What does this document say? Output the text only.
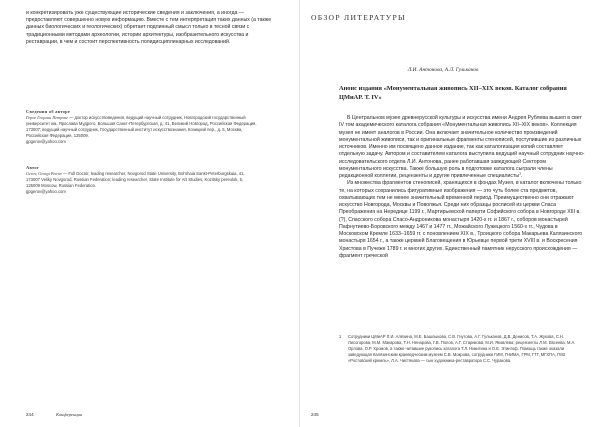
и конкретизировать уже существующие исторические сведения и заключения, а иногда — предоставляют совершенно новую информацию. Вместе с тем интерпретация таких данных (а также данных биологических и геологических) обретает подлинный смысл только в тесной связи с традиционными методами археологии, истории архитектуры, изобразительного искусства и реставрации, в чем и состоит перспективность полидисциплинарных исследований.

Сведения об авторе
Герое Георгии Петрове — доктор искусствоведения, ведущий научный сотрудник, Новгородский государственный университет им. Ярослава Мудрого, Большая Санкт-Петербургская, д. 41, Великий Новгород, Российская Федерация, 173007; ведущий научный сотрудник, Государственный институт искусствознания, Козицкий пер., д. 5, Москва, Российская Федерация, 125009.
gpgerov@yahoo.com
Автоr
Gerov, Georgi Petrov — Full Doctor, leading researcher, Novgorod State University, Bol'shaia Sankt-Peterburgskaia, 41, 173007 Veliky Novgorod, Russian Federation; leading researcher, State Institute for Art Studies, Kozitsky pereulok, 5, 125009 Moscow, Russian Federation.
gpgerov@yahoo.com
244	Конференции
ОБЗОР ЛИТЕРАТУРЫ
Л.И. Антонова, А.Л. Гульканов
Анонс издания «Монументальная живопись XII–XIX веков. Каталог собрания ЦМиАР. Т. IV»

В Центральном музее древнерусской культуры и искусства имени Андрея Рублева вышел в свет IV том академического каталога собрания «Монументальная живопись XII–XIX веков». Коллекция музея не имеет аналогов в России. Она включает значительное количество произведений монументальной живописи, так и оригинальные фрагменты стенописей, поступившие из различных источников. Именно им посвящено данное издание, так как каталогизация копий составляет отдельную задачу. Автором и составителем каталога выступила ведущий научный сотрудник научно-исследовательского отдела Л.И. Антонова, ранее работавшая заведующей Сектором монументального искусства. Также большую роль в подготовке каталога сыграли члены редакционной коллегии, рецензенты и другие привлеченные специалисты$^1$.

Из множества фрагментов стенописей, хранящихся в фондах Музея, в каталог включены только те, на которых сохранились фигуративные изображения — это чуть более ста предметов, охватывающих тем не менее значительный временной период. Преимущественно они отражают искусство Новгорода, Москвы и Поволжья. Среди них образцы росписей из церкви Спаса Преображения на Нередице 1199 г., Мартирьевской паперти Софийского собора в Новгороде XIII в. (?), Спасского собора Спасо-Андроникова монастыря 1420-х гг. и 1867 г., соборов монастырей Пафнутиево-Боровского между 1467 и 1477 гг., Можайского Лужецкого 1560-х гг., Чудова в Московском Кремле 1633–1659 гг. с поновлением XIX в., Троицкого собора Макарьева Калязинского монастыря 1654 г., а также церквей Благовещения в Юрьевце первой трети XVIII в. и Воскресения Христова в Пучеже 1789 г. и многих других. Единственный памятник нерусского происхождения — фрагмент греческой

1 Сотрудники ЦМиАР Л.И. Алёхина, М.Е. Башлыкова, С.В. Гнутова, А.Г. Гульканов, Д.В. Денисов, Т.А. Жукова, С.Н. Лисогорова, М.М. Макарова, Т.Н. Ненарова, Г.В. Попов, А.Г. Старикова, М.И. Яковлева; рецензенты Л.М. Евсеева, М.А. Орлова, О.Р. Хромов, а также читавшие рукопись каталога Т.Л. Никитина и О.Е. Этингоф. Помощь также оказали заведующая Калязинским краеведческим музеем С.В. Мокрова, сотрудники ГИМ, ГНИМА, ГРМ, ГТГ, МГХПА, ГМЗ «Ростовский кремль», Л.А. Чистякова — сын художника-реставратора С.С. Чуракова.
245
• • • •
**Exercise directions**
Copy all the data exactly as written, but skip any picture.

**Solution**
What does this document say? Output the text only.
и конкретизировать уже существующие исторические сведения и заключения, а иногда — предоставляют совершенно новую информацию. Вместе с тем интерпретация таких данных (а также данных биологических и геологических) обретает подлинный смысл только в тесной связи с традиционными методами археологии, истории архитектуры, изобразительного искусства и реставрации, в чем и состоит перспективность полидисциплинарных исследований.

Сведения об авторе
Герое Георгии Петрове — доктор искусствоведения, ведущий научный сотрудник, Новгородский государственный университет им. Ярослава Мудрого, Большая Санкт-Петербургская, д. 41, Великий Новгород, Российская Федерация, 173007; ведущий научный сотрудник, Государственный институт искусствознания, Козицкий пер., д. 5, Москва, Российская Федерация, 125009.
gpgerov@yahoo.com
Автоr
Gerov, Georgi Petrov — Full Doctor, leading researcher, Novgorod State University, Bol'shaia Sankt-Peterburgskaia, 41, 173007 Veliky Novgorod, Russian Federation; leading researcher, State Institute for Art Studies, Kozitsky pereulok, 5, 125009 Moscow, Russian Federation.
gpgerov@yahoo.com
244	Конференции
ОБЗОР ЛИТЕРАТУРЫ
Л.И. Антонова, А.Л. Гульканов
Анонс издания «Монументальная живопись XII–XIX веков. Каталог собрания ЦМиАР. Т. IV»

В Центральном музее древнерусской культуры и искусства имени Андрея Рублева вышел в свет IV том академического каталога собрания «Монументальная живопись XII–XIX веков». Коллекция музея не имеет аналогов в России. Она включает значительное количество произведений монументальной живописи, так и оригинальные фрагменты стенописей, поступившие из различных источников. Именно им посвящено данное издание, так как каталогизация копий составляет отдельную задачу. Автором и составителем каталога выступила ведущий научный сотрудник научно-исследовательского отдела Л.И. Антонова, ранее работавшая заведующей Сектором монументального искусства. Также большую роль в подготовке каталога сыграли члены редакционной коллегии, рецензенты и другие привлеченные специалисты$^1$.

Из множества фрагментов стенописей, хранящихся в фондах Музея, в каталог включены только те, на которых сохранились фигуративные изображения — это чуть более ста предметов, охватывающих тем не менее значительный временной период. Преимущественно они отражают искусство Новгорода, Москвы и Поволжья. Среди них образцы росписей из церкви Спаса Преображения на Нередице 1199 г., Мартирьевской паперти Софийского собора в Новгороде XIII в. (?), Спасского собора Спасо-Андроникова монастыря 1420-х гг. и 1867 г., соборов монастырей Пафнутиево-Боровского между 1467 и 1477 гг., Можайского Лужецкого 1560-х гг., Чудова в Московском Кремле 1633–1659 гг. с поновлением XIX в., Троицкого собора Макарьева Калязинского монастыря 1654 г., а также церквей Благовещения в Юрьевце первой трети XVIII в. и Воскресения Христова в Пучеже 1789 г. и многих других. Единственный памятник нерусского происхождения — фрагмент греческой

1 Сотрудники ЦМиАР Л.И. Алёхина, М.Е. Башлыкова, С.В. Гнутова, А.Г. Гульканов, Д.В. Денисов, Т.А. Жукова, С.Н. Лисогорова, М.М. Макарова, Т.Н. Ненарова, Г.В. Попов, А.Г. Старикова, М.И. Яковлева; рецензенты Л.М. Евсеева, М.А. Орлова, О.Р. Хромов, а также читавшие рукопись каталога Т.Л. Никитина и О.Е. Этингоф. Помощь также оказали заведующая Калязинским краеведческим музеем С.В. Мокрова, сотрудники ГИМ, ГНИМА, ГРМ, ГТГ, МГХПА, ГМЗ «Ростовский кремль», Л.А. Чистякова — сын художника-реставратора С.С. Чуракова.
245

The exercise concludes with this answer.